- _What is asked_
Report all lines holding "Search".
::::::::::
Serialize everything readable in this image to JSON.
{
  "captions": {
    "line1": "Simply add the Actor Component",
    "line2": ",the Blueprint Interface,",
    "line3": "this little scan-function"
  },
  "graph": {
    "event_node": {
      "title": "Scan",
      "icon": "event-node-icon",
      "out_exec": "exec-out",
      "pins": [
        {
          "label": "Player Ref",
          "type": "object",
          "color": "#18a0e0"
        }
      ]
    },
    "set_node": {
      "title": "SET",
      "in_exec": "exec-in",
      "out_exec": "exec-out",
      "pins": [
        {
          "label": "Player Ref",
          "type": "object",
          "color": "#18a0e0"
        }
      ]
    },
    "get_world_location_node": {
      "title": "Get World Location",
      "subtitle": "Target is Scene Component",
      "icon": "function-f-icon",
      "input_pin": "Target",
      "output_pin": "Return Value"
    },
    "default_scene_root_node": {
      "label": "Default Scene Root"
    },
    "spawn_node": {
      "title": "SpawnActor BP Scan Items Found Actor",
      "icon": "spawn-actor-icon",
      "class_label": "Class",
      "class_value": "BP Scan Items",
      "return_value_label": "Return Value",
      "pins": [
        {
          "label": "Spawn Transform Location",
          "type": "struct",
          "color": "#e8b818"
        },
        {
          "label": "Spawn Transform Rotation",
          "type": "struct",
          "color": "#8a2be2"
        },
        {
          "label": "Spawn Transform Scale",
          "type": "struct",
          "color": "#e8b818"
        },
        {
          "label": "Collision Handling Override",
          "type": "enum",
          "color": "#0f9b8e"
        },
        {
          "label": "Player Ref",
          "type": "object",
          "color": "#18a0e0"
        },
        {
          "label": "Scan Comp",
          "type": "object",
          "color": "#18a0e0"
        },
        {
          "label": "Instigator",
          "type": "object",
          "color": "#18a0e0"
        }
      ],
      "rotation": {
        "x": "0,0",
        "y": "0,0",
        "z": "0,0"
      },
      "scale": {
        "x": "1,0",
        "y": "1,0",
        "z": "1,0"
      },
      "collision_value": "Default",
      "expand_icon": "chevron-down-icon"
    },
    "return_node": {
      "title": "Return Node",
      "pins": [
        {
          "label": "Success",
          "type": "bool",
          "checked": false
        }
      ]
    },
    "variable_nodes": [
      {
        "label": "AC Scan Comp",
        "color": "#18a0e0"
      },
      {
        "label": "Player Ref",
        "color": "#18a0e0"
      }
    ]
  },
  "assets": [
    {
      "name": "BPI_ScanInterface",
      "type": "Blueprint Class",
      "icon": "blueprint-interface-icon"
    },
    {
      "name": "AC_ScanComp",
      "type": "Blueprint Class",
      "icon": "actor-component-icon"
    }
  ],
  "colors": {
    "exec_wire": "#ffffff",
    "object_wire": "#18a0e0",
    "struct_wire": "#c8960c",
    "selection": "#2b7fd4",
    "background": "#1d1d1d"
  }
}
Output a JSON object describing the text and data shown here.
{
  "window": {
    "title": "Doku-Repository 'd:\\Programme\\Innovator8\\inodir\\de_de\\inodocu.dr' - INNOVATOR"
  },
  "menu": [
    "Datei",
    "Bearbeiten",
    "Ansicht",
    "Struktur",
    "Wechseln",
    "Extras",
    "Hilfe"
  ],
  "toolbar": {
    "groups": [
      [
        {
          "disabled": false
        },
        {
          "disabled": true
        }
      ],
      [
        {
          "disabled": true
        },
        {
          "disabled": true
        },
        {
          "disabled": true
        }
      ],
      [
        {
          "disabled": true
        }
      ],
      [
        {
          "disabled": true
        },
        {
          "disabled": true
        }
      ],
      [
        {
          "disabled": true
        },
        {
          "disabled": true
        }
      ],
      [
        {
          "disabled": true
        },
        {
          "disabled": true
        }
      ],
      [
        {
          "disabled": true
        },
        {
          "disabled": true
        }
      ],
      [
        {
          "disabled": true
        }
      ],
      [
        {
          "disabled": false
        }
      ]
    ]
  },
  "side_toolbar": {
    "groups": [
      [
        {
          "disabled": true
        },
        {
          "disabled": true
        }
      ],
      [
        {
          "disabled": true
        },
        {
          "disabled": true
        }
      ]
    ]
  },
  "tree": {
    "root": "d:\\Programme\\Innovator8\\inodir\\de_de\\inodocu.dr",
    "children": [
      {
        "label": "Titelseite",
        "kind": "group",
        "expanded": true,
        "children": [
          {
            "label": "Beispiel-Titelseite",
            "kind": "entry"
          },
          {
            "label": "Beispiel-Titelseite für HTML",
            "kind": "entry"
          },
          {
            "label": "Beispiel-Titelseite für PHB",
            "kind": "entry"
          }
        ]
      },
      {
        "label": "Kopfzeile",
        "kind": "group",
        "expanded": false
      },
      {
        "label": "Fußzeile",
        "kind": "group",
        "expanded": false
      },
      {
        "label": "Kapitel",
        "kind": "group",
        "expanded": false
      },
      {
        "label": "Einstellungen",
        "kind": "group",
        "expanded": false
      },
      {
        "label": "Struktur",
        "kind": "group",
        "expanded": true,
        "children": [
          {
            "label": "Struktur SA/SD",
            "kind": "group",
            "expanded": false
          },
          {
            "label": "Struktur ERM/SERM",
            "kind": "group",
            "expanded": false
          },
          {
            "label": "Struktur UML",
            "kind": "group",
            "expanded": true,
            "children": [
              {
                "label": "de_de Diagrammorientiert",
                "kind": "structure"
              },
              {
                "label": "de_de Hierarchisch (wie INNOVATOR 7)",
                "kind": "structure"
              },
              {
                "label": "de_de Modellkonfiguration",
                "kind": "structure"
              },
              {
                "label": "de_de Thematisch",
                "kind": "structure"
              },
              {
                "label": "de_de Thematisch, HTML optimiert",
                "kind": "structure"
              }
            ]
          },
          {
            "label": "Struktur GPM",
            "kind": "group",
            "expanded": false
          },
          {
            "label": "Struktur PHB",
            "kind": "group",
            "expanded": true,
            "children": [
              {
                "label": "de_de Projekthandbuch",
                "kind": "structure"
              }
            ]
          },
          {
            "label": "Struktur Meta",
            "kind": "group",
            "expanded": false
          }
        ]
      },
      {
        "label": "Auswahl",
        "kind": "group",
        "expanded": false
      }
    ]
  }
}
::::::::::
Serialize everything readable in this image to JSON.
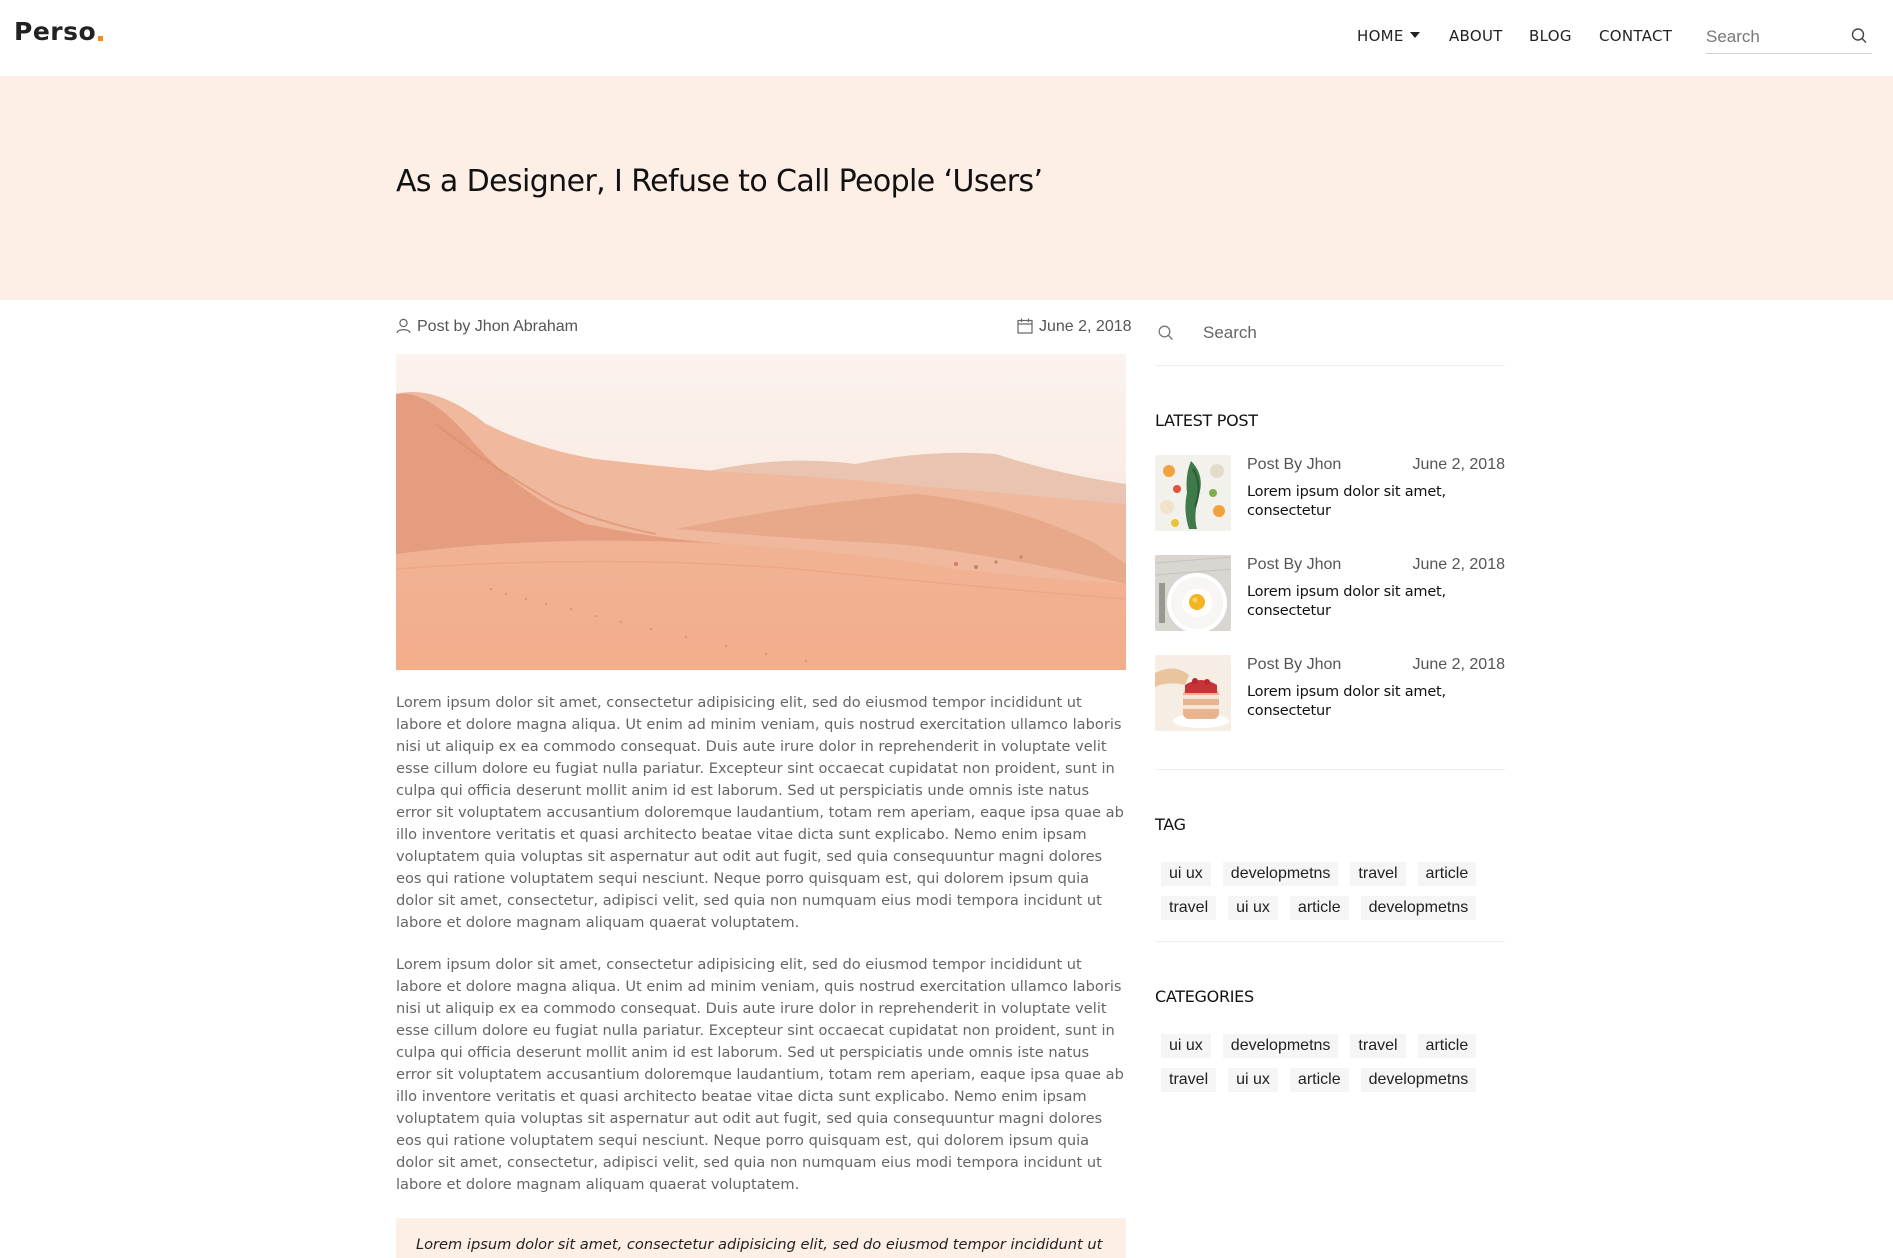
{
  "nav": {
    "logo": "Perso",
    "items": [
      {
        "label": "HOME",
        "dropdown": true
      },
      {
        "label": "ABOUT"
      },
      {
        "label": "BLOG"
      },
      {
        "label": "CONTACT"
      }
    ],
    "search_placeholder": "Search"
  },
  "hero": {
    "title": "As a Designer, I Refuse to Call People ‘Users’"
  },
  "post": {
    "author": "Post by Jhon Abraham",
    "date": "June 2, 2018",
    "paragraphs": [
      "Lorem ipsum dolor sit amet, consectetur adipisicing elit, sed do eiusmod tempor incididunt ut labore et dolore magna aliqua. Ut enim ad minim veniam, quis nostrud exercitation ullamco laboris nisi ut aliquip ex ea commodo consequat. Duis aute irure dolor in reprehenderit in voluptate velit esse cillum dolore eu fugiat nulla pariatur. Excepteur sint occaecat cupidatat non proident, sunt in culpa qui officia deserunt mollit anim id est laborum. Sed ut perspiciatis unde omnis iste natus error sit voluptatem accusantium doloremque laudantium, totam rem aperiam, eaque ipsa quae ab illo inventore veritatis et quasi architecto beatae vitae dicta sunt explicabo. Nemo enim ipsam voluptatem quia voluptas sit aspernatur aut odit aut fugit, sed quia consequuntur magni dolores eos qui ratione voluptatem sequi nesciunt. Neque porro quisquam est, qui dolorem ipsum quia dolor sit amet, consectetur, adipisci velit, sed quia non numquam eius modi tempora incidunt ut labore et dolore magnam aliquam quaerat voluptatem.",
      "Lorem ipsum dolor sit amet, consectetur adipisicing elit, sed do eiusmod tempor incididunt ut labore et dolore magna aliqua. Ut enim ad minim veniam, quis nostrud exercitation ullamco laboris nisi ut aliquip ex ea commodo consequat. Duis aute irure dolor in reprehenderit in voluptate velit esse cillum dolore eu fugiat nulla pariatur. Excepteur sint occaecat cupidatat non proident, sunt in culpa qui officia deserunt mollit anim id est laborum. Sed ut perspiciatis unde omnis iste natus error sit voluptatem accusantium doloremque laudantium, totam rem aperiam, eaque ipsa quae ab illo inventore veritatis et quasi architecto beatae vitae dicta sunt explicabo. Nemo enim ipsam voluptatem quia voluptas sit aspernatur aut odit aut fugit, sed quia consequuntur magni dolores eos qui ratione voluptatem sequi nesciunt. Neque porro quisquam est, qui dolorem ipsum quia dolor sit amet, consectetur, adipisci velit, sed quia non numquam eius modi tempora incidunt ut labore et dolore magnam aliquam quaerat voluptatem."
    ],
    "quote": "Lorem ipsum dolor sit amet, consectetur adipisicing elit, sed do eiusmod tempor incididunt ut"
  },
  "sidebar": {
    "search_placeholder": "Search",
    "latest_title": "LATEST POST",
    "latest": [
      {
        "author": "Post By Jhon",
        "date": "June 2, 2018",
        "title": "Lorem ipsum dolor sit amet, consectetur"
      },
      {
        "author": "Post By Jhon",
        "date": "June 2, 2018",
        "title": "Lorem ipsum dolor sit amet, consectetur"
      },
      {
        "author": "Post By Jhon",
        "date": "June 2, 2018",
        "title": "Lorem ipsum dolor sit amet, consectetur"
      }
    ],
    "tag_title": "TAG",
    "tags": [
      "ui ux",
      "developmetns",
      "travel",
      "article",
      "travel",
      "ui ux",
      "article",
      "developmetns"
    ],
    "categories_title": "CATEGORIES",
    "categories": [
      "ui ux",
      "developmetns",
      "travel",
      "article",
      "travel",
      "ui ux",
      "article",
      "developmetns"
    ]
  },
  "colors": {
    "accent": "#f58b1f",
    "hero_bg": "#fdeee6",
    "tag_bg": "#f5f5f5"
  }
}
::::::::::
- _Completed task_
    "search_placeholder": "Search"
    "search_placeholder": "Search",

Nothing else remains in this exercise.